# [WHAT TO DO]
In the listing below, locate the lines that hold the string "label". Copy those lines.

# [INPUT DATA]
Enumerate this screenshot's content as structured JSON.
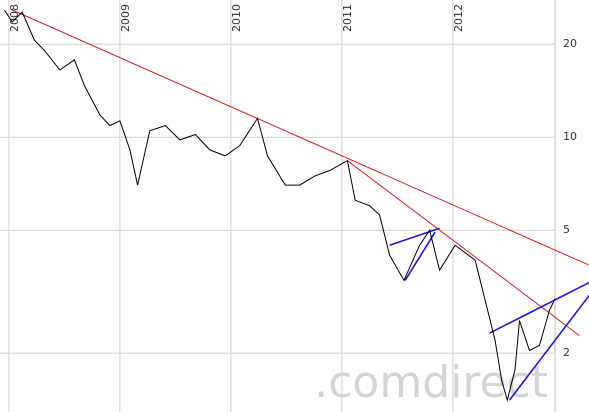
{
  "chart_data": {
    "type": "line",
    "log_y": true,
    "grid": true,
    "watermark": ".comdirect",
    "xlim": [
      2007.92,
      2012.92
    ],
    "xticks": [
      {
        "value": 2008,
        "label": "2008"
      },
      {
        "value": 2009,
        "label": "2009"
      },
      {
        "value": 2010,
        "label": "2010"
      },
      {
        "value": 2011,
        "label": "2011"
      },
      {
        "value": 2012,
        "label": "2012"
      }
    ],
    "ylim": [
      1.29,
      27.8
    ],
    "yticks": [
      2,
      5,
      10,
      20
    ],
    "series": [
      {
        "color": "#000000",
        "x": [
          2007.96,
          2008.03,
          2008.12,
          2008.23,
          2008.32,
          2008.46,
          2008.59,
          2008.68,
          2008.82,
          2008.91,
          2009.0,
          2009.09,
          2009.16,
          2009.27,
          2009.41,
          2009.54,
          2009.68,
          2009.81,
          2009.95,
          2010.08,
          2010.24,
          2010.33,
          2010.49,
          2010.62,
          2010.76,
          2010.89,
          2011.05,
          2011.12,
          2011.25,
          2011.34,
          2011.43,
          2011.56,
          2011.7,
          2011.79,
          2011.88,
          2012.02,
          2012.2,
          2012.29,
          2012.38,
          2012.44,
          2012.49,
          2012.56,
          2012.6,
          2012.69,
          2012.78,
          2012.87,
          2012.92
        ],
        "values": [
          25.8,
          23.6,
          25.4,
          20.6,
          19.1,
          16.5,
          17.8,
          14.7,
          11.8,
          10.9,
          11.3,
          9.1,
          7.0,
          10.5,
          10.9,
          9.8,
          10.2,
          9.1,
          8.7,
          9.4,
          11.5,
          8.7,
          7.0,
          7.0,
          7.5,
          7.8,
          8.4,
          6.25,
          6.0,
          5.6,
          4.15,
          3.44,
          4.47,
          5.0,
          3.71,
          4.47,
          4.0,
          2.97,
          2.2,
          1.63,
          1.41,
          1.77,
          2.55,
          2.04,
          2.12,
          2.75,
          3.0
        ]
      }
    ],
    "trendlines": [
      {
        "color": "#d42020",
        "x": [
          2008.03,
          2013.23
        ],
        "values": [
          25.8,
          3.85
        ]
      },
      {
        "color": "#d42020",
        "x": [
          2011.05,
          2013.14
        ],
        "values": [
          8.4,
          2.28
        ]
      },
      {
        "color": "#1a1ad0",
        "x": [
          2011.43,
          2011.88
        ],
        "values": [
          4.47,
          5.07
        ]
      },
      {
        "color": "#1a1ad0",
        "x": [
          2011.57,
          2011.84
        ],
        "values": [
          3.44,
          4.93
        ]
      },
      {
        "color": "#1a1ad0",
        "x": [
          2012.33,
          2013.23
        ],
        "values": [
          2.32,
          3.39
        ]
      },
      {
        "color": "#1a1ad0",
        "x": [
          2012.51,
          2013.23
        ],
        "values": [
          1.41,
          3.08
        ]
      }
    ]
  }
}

# [EXERCISE SOLUTION]
        "label": "2008"
        "label": "2009"
        "label": "2010"
        "label": "2011"
        "label": "2012"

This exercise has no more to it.